Written problem
Look for the word "subtitle" in the entries below, then copy every line that has it.

[START Given data]

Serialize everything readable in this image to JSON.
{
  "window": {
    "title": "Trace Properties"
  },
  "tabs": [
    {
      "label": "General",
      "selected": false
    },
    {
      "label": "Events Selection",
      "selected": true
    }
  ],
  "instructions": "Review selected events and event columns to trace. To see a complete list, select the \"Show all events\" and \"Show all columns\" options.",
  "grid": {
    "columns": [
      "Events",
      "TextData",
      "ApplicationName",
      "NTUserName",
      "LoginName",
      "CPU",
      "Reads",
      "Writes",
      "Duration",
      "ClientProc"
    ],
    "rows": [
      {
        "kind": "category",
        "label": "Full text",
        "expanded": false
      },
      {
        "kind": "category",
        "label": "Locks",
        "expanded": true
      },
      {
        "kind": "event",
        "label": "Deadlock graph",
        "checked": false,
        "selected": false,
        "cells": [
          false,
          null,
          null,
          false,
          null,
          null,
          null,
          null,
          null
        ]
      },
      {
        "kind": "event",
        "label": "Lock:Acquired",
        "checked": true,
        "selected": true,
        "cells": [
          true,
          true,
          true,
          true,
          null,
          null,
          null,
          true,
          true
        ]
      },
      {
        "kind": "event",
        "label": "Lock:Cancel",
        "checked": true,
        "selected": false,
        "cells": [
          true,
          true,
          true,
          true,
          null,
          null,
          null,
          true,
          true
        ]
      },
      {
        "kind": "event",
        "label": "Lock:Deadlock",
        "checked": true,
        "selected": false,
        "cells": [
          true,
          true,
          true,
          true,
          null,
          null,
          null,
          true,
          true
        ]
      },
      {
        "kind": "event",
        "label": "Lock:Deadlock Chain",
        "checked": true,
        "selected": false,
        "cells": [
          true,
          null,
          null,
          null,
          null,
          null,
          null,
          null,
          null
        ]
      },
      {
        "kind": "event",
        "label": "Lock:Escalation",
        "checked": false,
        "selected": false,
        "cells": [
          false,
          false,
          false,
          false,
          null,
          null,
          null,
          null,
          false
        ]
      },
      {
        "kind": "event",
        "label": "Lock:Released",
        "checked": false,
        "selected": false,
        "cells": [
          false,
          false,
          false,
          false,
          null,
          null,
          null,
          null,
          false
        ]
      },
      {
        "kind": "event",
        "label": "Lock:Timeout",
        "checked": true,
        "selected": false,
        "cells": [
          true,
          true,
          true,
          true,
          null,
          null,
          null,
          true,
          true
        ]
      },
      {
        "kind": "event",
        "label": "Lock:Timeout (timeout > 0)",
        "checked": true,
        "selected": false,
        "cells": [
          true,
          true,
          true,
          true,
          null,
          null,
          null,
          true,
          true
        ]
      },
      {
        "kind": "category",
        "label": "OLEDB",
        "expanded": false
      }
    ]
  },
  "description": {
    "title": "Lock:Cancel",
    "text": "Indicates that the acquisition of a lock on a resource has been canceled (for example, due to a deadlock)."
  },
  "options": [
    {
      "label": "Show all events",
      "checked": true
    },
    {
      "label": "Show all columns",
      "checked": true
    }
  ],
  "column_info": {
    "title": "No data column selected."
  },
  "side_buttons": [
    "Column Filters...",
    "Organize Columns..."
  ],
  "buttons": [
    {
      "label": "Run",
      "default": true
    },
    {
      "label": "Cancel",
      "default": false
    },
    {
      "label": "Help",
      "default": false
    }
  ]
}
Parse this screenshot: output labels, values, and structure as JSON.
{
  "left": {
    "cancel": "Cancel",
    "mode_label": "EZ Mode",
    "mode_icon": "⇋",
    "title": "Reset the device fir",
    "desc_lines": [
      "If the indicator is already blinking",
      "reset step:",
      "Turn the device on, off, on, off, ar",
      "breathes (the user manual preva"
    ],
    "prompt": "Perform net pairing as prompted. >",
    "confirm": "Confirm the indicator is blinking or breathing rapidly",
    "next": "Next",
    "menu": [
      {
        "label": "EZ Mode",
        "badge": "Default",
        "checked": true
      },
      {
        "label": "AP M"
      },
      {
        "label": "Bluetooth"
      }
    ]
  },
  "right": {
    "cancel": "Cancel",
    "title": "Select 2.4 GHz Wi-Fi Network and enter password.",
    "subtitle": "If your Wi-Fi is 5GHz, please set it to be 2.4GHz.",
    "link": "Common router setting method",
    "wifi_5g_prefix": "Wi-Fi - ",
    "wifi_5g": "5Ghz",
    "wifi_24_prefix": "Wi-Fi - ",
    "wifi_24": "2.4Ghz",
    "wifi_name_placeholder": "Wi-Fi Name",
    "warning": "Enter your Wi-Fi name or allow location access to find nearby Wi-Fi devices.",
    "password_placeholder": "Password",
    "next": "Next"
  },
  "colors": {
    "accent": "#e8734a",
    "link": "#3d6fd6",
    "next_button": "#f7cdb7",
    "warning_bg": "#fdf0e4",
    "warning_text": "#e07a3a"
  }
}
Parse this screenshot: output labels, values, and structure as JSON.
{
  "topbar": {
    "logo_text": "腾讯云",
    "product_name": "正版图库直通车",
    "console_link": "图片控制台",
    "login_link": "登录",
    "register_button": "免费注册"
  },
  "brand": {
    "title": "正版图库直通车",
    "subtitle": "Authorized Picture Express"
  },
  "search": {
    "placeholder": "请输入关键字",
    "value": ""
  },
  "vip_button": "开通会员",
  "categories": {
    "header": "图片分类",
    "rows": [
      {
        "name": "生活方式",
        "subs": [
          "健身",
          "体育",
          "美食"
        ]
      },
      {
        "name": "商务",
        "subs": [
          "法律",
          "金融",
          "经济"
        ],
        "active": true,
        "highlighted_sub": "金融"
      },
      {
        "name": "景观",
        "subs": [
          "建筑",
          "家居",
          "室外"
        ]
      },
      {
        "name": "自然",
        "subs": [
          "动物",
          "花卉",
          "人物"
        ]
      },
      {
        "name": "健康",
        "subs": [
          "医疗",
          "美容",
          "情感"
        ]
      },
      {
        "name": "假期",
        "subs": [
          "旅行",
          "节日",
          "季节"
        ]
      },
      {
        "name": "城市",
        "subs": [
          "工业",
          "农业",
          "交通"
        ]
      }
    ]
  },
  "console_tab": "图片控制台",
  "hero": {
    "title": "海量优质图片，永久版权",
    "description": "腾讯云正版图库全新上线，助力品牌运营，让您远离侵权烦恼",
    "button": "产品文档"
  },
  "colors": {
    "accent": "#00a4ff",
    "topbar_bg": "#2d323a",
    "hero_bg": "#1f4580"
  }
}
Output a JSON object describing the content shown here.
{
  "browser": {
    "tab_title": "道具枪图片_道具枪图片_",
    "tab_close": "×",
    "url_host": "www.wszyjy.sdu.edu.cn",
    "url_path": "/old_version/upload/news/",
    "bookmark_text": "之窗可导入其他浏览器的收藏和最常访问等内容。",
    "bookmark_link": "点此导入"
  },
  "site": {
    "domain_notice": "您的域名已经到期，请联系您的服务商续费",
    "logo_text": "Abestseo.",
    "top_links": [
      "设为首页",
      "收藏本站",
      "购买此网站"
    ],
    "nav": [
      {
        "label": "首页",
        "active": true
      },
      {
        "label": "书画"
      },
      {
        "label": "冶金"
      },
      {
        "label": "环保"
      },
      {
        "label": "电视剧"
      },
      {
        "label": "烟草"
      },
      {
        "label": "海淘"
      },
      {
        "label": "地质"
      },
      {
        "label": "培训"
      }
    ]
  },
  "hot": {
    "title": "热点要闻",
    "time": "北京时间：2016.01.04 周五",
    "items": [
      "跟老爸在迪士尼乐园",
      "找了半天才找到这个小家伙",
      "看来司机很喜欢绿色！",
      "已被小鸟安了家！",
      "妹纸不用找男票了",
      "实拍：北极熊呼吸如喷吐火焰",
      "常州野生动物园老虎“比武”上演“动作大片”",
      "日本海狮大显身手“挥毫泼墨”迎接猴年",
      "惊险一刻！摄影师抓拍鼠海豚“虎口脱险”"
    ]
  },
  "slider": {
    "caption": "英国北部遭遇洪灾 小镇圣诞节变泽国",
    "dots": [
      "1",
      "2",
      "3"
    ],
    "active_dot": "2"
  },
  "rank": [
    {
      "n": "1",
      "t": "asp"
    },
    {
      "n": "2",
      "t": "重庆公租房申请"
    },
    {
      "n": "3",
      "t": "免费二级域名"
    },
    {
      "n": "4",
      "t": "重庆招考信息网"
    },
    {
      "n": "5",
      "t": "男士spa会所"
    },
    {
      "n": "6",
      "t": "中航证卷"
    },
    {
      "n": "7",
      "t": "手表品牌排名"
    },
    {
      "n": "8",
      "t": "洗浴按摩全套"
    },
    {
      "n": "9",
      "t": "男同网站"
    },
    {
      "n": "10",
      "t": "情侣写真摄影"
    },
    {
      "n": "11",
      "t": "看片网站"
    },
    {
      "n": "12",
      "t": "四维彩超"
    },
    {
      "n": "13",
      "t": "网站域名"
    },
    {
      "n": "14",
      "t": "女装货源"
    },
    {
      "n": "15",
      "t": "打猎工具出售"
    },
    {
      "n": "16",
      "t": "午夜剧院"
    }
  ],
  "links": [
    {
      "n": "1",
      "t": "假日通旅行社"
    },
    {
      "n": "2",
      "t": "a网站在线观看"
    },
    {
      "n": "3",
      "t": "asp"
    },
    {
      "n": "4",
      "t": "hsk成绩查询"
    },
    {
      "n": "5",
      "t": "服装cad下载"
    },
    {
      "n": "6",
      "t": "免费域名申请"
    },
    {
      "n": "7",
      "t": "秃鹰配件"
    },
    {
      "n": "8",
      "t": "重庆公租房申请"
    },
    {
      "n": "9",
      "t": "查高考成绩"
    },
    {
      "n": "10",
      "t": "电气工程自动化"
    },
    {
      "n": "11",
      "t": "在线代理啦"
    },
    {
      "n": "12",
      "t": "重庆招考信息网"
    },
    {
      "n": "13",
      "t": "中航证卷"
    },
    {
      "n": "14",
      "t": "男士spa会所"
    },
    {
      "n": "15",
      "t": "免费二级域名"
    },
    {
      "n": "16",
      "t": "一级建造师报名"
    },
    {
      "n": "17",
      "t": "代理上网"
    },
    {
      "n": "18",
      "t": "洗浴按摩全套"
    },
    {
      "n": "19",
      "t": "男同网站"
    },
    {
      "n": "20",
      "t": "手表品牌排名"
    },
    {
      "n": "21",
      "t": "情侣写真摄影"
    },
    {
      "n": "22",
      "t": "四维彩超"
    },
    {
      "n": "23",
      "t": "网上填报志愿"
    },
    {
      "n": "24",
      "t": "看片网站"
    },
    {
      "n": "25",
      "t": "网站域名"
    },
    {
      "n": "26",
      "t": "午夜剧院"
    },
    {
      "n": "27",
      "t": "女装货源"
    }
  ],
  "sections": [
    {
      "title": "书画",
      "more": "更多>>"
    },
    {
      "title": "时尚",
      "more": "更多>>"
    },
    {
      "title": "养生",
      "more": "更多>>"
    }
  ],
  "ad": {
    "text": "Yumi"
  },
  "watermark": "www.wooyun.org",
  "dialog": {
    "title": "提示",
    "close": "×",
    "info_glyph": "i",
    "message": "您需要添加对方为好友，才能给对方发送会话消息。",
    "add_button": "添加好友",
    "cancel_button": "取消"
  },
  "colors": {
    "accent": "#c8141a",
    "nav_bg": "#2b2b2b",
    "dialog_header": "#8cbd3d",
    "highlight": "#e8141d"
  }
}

[END Given data]

Solution to this task
    "subtitle": "If your Wi-Fi is 5GHz, please set it to be 2.4GHz.",
    "subtitle": "Authorized Picture Express"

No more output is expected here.